** start of Records to use **
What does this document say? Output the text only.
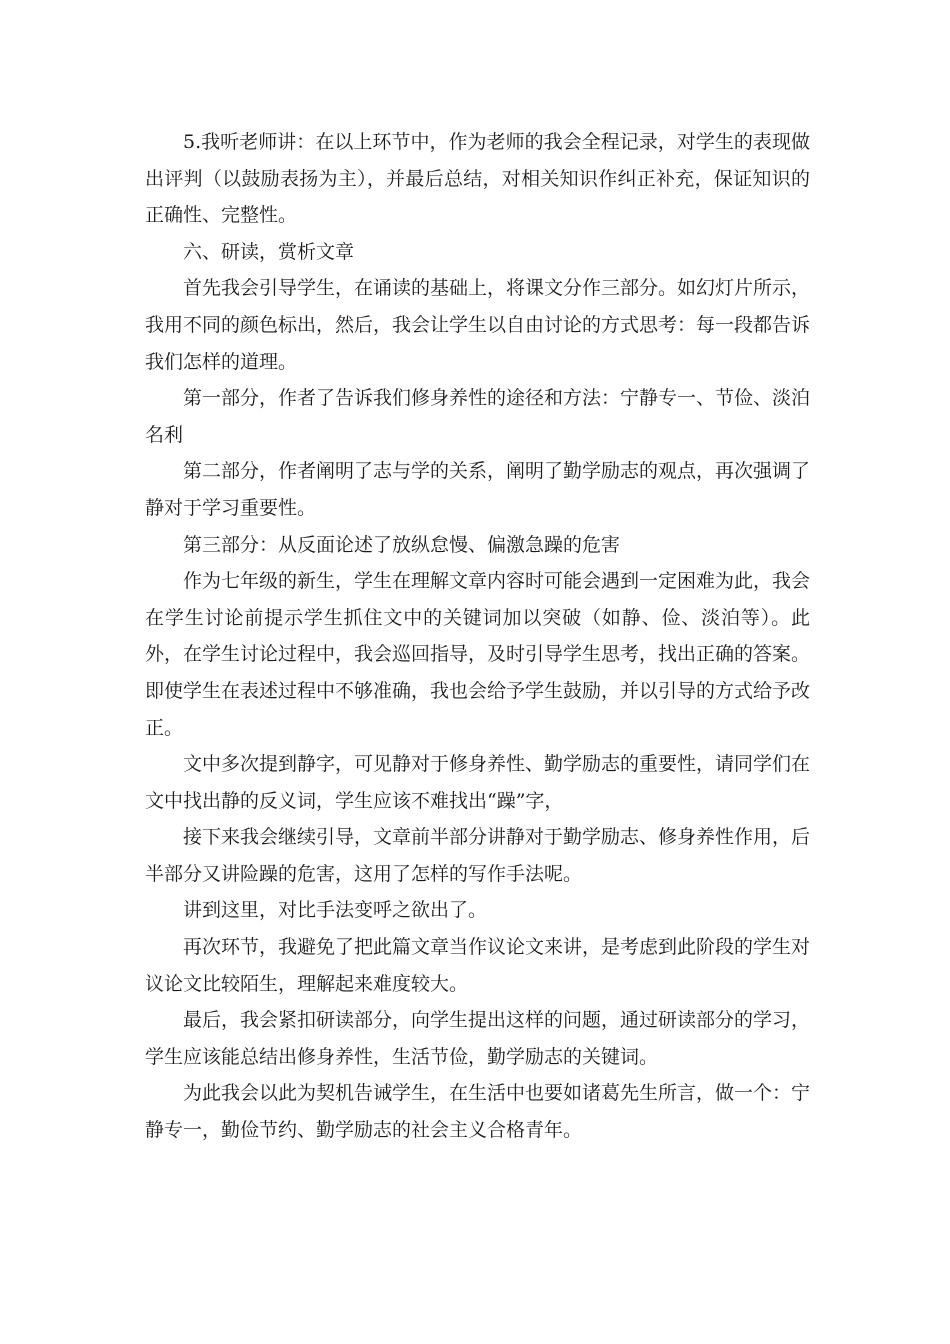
5.我听老师讲：在以上环节中，作为老师的我会全程记录，对学生的表现做出评判（以鼓励表扬为主），并最后总结，对相关知识作纠正补充，保证知识的正确性、完整性。

六、研读，赏析文章

首先我会引导学生，在诵读的基础上，将课文分作三部分。如幻灯片所示，我用不同的颜色标出，然后，我会让学生以自由讨论的方式思考：每一段都告诉我们怎样的道理。

第一部分，作者了告诉我们修身养性的途径和方法：宁静专一、节俭、淡泊名利

第二部分，作者阐明了志与学的关系，阐明了勤学励志的观点，再次强调了静对于学习重要性。

第三部分：从反面论述了放纵怠慢、偏激急躁的危害

作为七年级的新生，学生在理解文章内容时可能会遇到一定困难为此，我会在学生讨论前提示学生抓住文中的关键词加以突破（如静、俭、淡泊等）。此外，在学生讨论过程中，我会巡回指导，及时引导学生思考，找出正确的答案。即使学生在表述过程中不够准确，我也会给予学生鼓励，并以引导的方式给予改正。

文中多次提到静字，可见静对于修身养性、勤学励志的重要性，请同学们在文中找出静的反义词，学生应该不难找出“躁”字，

接下来我会继续引导，文章前半部分讲静对于勤学励志、修身养性作用，后半部分又讲险躁的危害，这用了怎样的写作手法呢。

讲到这里，对比手法变呼之欲出了。

再次环节，我避免了把此篇文章当作议论文来讲，是考虑到此阶段的学生对议论文比较陌生，理解起来难度较大。

最后，我会紧扣研读部分，向学生提出这样的问题，通过研读部分的学习，学生应该能总结出修身养性，生活节俭，勤学励志的关键词。

为此我会以此为契机告诫学生，在生活中也要如诸葛先生所言，做一个：宁静专一，勤俭节约、勤学励志的社会主义合格青年。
** end of Records to use **
The task: Each line above is to be copied verbatim. Drop any image from the copy.

Answer in full:
What does this document say? Output the text only.
5.我听老师讲：在以上环节中，作为老师的我会全程记录，对学生的表现做出评判（以鼓励表扬为主），并最后总结，对相关知识作纠正补充，保证知识的正确性、完整性。

六、研读，赏析文章

首先我会引导学生，在诵读的基础上，将课文分作三部分。如幻灯片所示，我用不同的颜色标出，然后，我会让学生以自由讨论的方式思考：每一段都告诉我们怎样的道理。

第一部分，作者了告诉我们修身养性的途径和方法：宁静专一、节俭、淡泊名利

第二部分，作者阐明了志与学的关系，阐明了勤学励志的观点，再次强调了静对于学习重要性。

第三部分：从反面论述了放纵怠慢、偏激急躁的危害

作为七年级的新生，学生在理解文章内容时可能会遇到一定困难为此，我会在学生讨论前提示学生抓住文中的关键词加以突破（如静、俭、淡泊等）。此外，在学生讨论过程中，我会巡回指导，及时引导学生思考，找出正确的答案。即使学生在表述过程中不够准确，我也会给予学生鼓励，并以引导的方式给予改正。

文中多次提到静字，可见静对于修身养性、勤学励志的重要性，请同学们在文中找出静的反义词，学生应该不难找出“躁”字，

接下来我会继续引导，文章前半部分讲静对于勤学励志、修身养性作用，后半部分又讲险躁的危害，这用了怎样的写作手法呢。

讲到这里，对比手法变呼之欲出了。

再次环节，我避免了把此篇文章当作议论文来讲，是考虑到此阶段的学生对议论文比较陌生，理解起来难度较大。

最后，我会紧扣研读部分，向学生提出这样的问题，通过研读部分的学习，学生应该能总结出修身养性，生活节俭，勤学励志的关键词。

为此我会以此为契机告诫学生，在生活中也要如诸葛先生所言，做一个：宁静专一，勤俭节约、勤学励志的社会主义合格青年。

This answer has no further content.